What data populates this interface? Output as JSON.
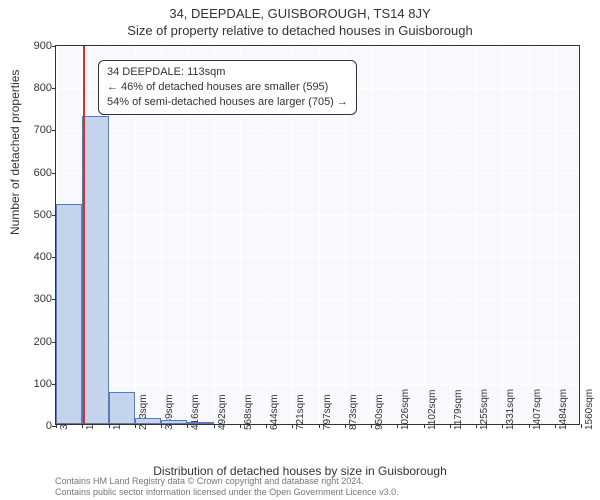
{
  "title_main": "34, DEEPDALE, GUISBOROUGH, TS14 8JY",
  "title_sub": "Size of property relative to detached houses in Guisborough",
  "y_axis_label": "Number of detached properties",
  "x_axis_label": "Distribution of detached houses by size in Guisborough",
  "chart": {
    "type": "histogram",
    "background_color": "#f7f9fc",
    "grid_color": "#ffffff",
    "border_color": "#333333",
    "bar_fill": "#c3d4ec",
    "bar_border": "#5a7bb5",
    "indicator_color": "#cc3333",
    "ylim": [
      0,
      900
    ],
    "y_ticks": [
      0,
      100,
      200,
      300,
      400,
      500,
      600,
      700,
      800,
      900
    ],
    "x_ticks": [
      "34sqm",
      "110sqm",
      "187sqm",
      "263sqm",
      "339sqm",
      "416sqm",
      "492sqm",
      "568sqm",
      "644sqm",
      "721sqm",
      "797sqm",
      "873sqm",
      "950sqm",
      "1026sqm",
      "1102sqm",
      "1179sqm",
      "1255sqm",
      "1331sqm",
      "1407sqm",
      "1484sqm",
      "1560sqm"
    ],
    "x_min": 34,
    "x_max": 1560,
    "bars": [
      {
        "x_start": 34,
        "x_end": 110,
        "value": 520
      },
      {
        "x_start": 110,
        "x_end": 187,
        "value": 730
      },
      {
        "x_start": 187,
        "x_end": 263,
        "value": 75
      },
      {
        "x_start": 263,
        "x_end": 339,
        "value": 15
      },
      {
        "x_start": 339,
        "x_end": 416,
        "value": 10
      },
      {
        "x_start": 416,
        "x_end": 492,
        "value": 5
      }
    ],
    "indicator_x": 113,
    "indicator_label": "34 DEEPDALE: 113sqm"
  },
  "info_box": {
    "line1": "34 DEEPDALE: 113sqm",
    "line2": "← 46% of detached houses are smaller (595)",
    "line3": "54% of semi-detached houses are larger (705) →"
  },
  "footer": {
    "line1": "Contains HM Land Registry data © Crown copyright and database right 2024.",
    "line2": "Contains public sector information licensed under the Open Government Licence v3.0."
  },
  "typography": {
    "title_fontsize": 13,
    "axis_label_fontsize": 12,
    "tick_fontsize": 11,
    "info_fontsize": 11,
    "footer_fontsize": 9
  }
}
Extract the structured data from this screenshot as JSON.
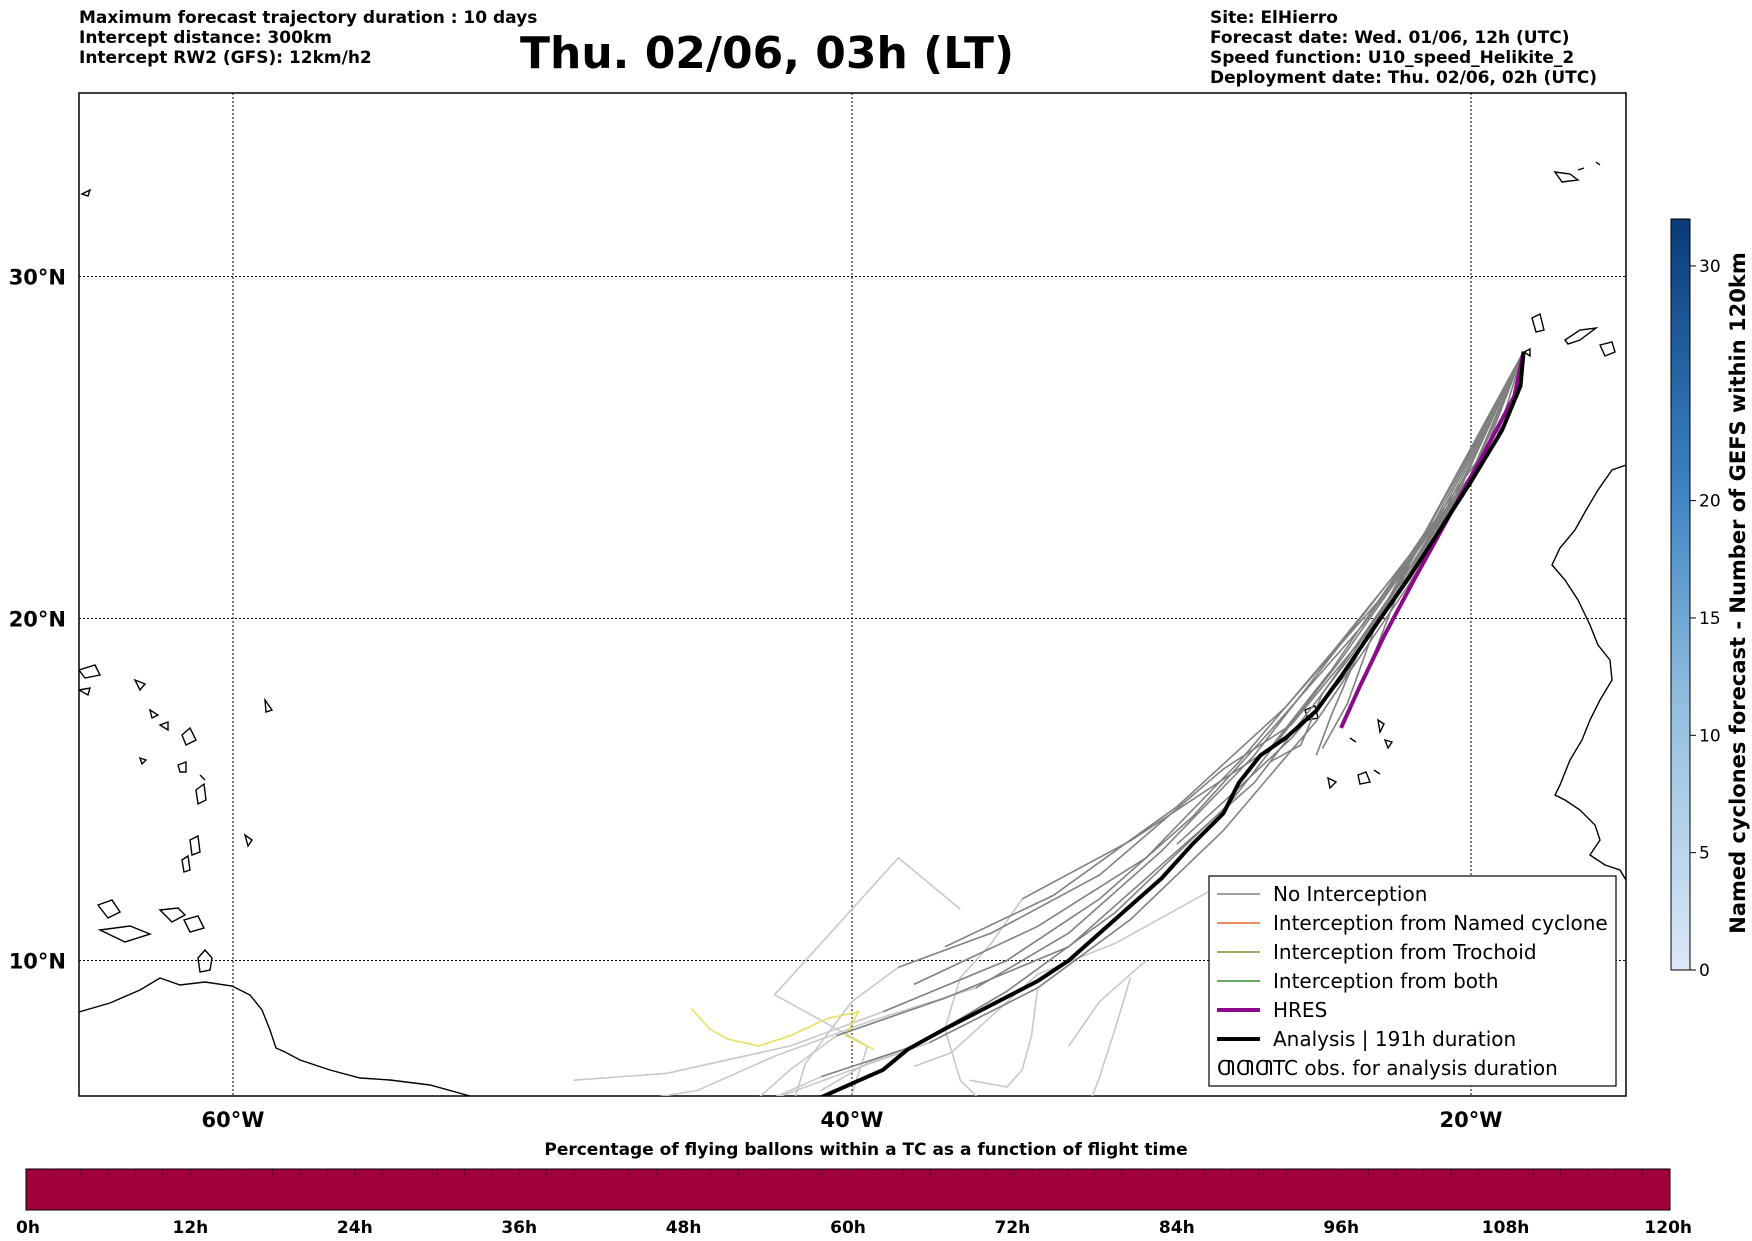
{
  "header_left": {
    "line1": "Maximum forecast trajectory duration : 10 days",
    "line2": "Intercept distance: 300km",
    "line3": "Intercept RW2 (GFS):  12km/h2"
  },
  "title": "Thu. 02/06, 03h (LT)",
  "header_right": {
    "site": "Site: ElHierro",
    "forecast_date": "Forecast date: Wed. 01/06, 12h (UTC)",
    "speed_function": "Speed function: U10_speed_Helikite_2",
    "deployment_date": "Deployment date: Thu. 02/06, 02h (UTC)"
  },
  "map": {
    "lon_range": [
      -65,
      15
    ],
    "lat_range": [
      5.4,
      34.7
    ],
    "lon_ticks": [
      {
        "value": -60,
        "label": "60°W"
      },
      {
        "value": -40,
        "label": "40°W"
      },
      {
        "value": -20,
        "label": "20°W"
      }
    ],
    "lat_ticks": [
      {
        "value": 30,
        "label": "30°N"
      },
      {
        "value": 20,
        "label": "20°N"
      },
      {
        "value": 10,
        "label": "10°N"
      }
    ],
    "colors": {
      "no_interception": "#808080",
      "named_cyclone": "#e8692b",
      "trochoid": "#808a2a",
      "both": "#2f8f2f",
      "hres": "#8b0a8b",
      "analysis": "#000000",
      "faded": "#c8c8c8",
      "yellow": "#e8e060"
    }
  },
  "legend": {
    "items": [
      {
        "label": "No Interception",
        "style": "no_interception"
      },
      {
        "label": "Interception from Named cyclone",
        "style": "named_cyclone"
      },
      {
        "label": "Interception from Trochoid",
        "style": "trochoid"
      },
      {
        "label": "Interception from both",
        "style": "both"
      },
      {
        "label": "HRES",
        "style": "hres"
      },
      {
        "label": "Analysis | 191h duration",
        "style": "analysis"
      },
      {
        "label": "TC obs. for analysis duration",
        "style": "tc_obs"
      }
    ],
    "tc_symbol": "ƢƢƢ"
  },
  "colorbar_right": {
    "label": "Named cyclones forecast - Number of GEFS within 120km",
    "ticks": [
      0,
      5,
      10,
      15,
      20,
      30
    ],
    "range": [
      0,
      32
    ],
    "color_low": "#dbe8f6",
    "color_high": "#0a3a78"
  },
  "bottom_bar": {
    "title": "Percentage of flying ballons within a TC as a function of flight time",
    "ticks": [
      "0h",
      "12h",
      "24h",
      "36h",
      "48h",
      "60h",
      "72h",
      "84h",
      "96h",
      "108h",
      "120h"
    ],
    "fill_color": "#a0003c"
  }
}
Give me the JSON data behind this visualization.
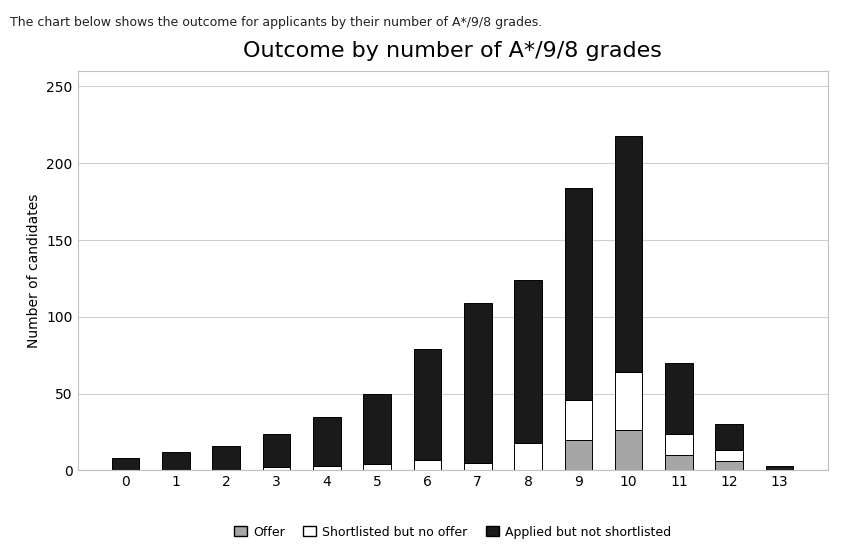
{
  "title": "Outcome by number of A*/9/8 grades",
  "xlabel": "",
  "ylabel": "Number of candidates",
  "categories": [
    0,
    1,
    2,
    3,
    4,
    5,
    6,
    7,
    8,
    9,
    10,
    11,
    12,
    13
  ],
  "offer": [
    0,
    0,
    0,
    0,
    0,
    0,
    0,
    0,
    0,
    20,
    26,
    10,
    6,
    0
  ],
  "shortlisted_no_offer": [
    0,
    0,
    0,
    2,
    3,
    4,
    7,
    5,
    18,
    26,
    38,
    14,
    7,
    0
  ],
  "applied_not_shortlisted": [
    8,
    12,
    16,
    22,
    32,
    46,
    72,
    104,
    106,
    138,
    154,
    46,
    17,
    3
  ],
  "color_offer": "#a6a6a6",
  "color_shortlisted": "#ffffff",
  "color_applied": "#1a1a1a",
  "bar_edgecolor": "#000000",
  "legend_labels": [
    "Offer",
    "Shortlisted but no offer",
    "Applied but not shortlisted"
  ],
  "ylim": [
    0,
    260
  ],
  "yticks": [
    0,
    50,
    100,
    150,
    200,
    250
  ],
  "title_fontsize": 16,
  "axis_fontsize": 10,
  "legend_fontsize": 9,
  "background_color": "#ffffff",
  "chart_bg": "#ffffff",
  "subtitle": "The chart below shows the outcome for applicants by their number of A*/9/8 grades.",
  "grid_color": "#d0d0d0",
  "border_color": "#c0c0c0"
}
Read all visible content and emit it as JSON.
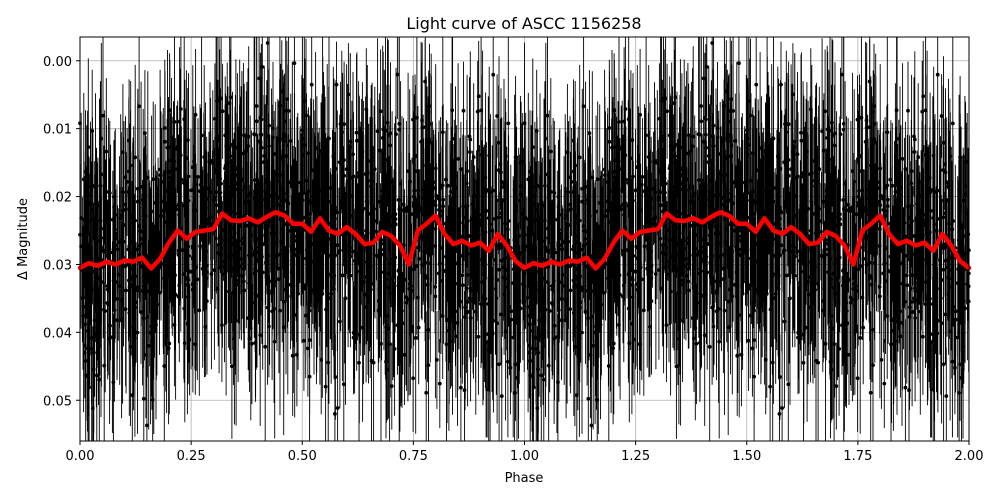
{
  "chart_data": {
    "type": "scatter",
    "title": "Light curve of ASCC 1156258",
    "xlabel": "Phase",
    "ylabel": "Δ Magnitude",
    "xlim": [
      0.0,
      2.0
    ],
    "ylim": [
      0.056,
      -0.0035
    ],
    "y_inverted": true,
    "grid": true,
    "xticks": [
      0.0,
      0.25,
      0.5,
      0.75,
      1.0,
      1.25,
      1.5,
      1.75,
      2.0
    ],
    "xtick_labels": [
      "0.00",
      "0.25",
      "0.50",
      "0.75",
      "1.00",
      "1.25",
      "1.50",
      "1.75",
      "2.00"
    ],
    "yticks": [
      0.0,
      0.01,
      0.02,
      0.03,
      0.04,
      0.05
    ],
    "ytick_labels": [
      "0.00",
      "0.01",
      "0.02",
      "0.03",
      "0.04",
      "0.05"
    ],
    "series": [
      {
        "kind": "errorbar-points",
        "color": "#000000",
        "description_values": "dense observations phase-folded and repeated over two cycles; magnitudes scatter roughly 0.00 to 0.055 around the mean curve, error bars about ±0.012",
        "scatter_sigma": 0.0085,
        "error_halfwidth": [
          0.006,
          0.016
        ]
      },
      {
        "kind": "binned-mean-line",
        "color": "#ff0000",
        "x": [
          0.0,
          0.02,
          0.04,
          0.06,
          0.08,
          0.1,
          0.12,
          0.14,
          0.16,
          0.18,
          0.2,
          0.22,
          0.24,
          0.26,
          0.28,
          0.3,
          0.32,
          0.34,
          0.36,
          0.38,
          0.4,
          0.42,
          0.44,
          0.46,
          0.48,
          0.5,
          0.52,
          0.54,
          0.56,
          0.58,
          0.6,
          0.62,
          0.64,
          0.66,
          0.68,
          0.7,
          0.72,
          0.74,
          0.76,
          0.78,
          0.8,
          0.82,
          0.84,
          0.86,
          0.88,
          0.9,
          0.92,
          0.94,
          0.96,
          0.98,
          1.0
        ],
        "y": [
          0.0305,
          0.0298,
          0.0302,
          0.0296,
          0.03,
          0.0294,
          0.0296,
          0.029,
          0.0306,
          0.0292,
          0.0268,
          0.025,
          0.0262,
          0.0252,
          0.025,
          0.0248,
          0.0225,
          0.0235,
          0.0236,
          0.0232,
          0.0238,
          0.023,
          0.0223,
          0.0228,
          0.024,
          0.024,
          0.0252,
          0.0232,
          0.025,
          0.0255,
          0.0245,
          0.0255,
          0.027,
          0.0268,
          0.0252,
          0.0258,
          0.0272,
          0.03,
          0.025,
          0.024,
          0.0228,
          0.0255,
          0.027,
          0.0265,
          0.0272,
          0.0268,
          0.028,
          0.0255,
          0.0272,
          0.0295,
          0.0305
        ]
      }
    ]
  }
}
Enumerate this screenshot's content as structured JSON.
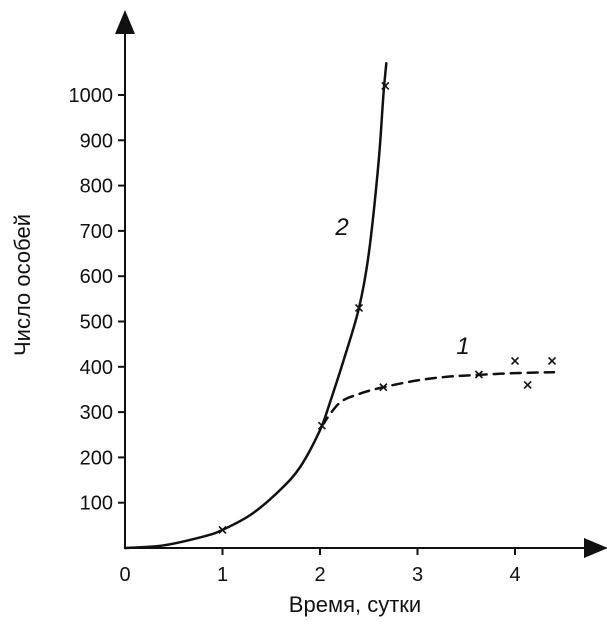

*Exercise brief*.
Identify the lines in the entries above that contain "curve", then copy them out.

*Reply to the task*.
    "title": "Light curve of ASCC 1156258",
        "description_values": "dense observations phase-folded and repeated over two cycles; magnitudes scatter roughly 0.00 to 0.055 around the mean curve, error bars about ±0.012",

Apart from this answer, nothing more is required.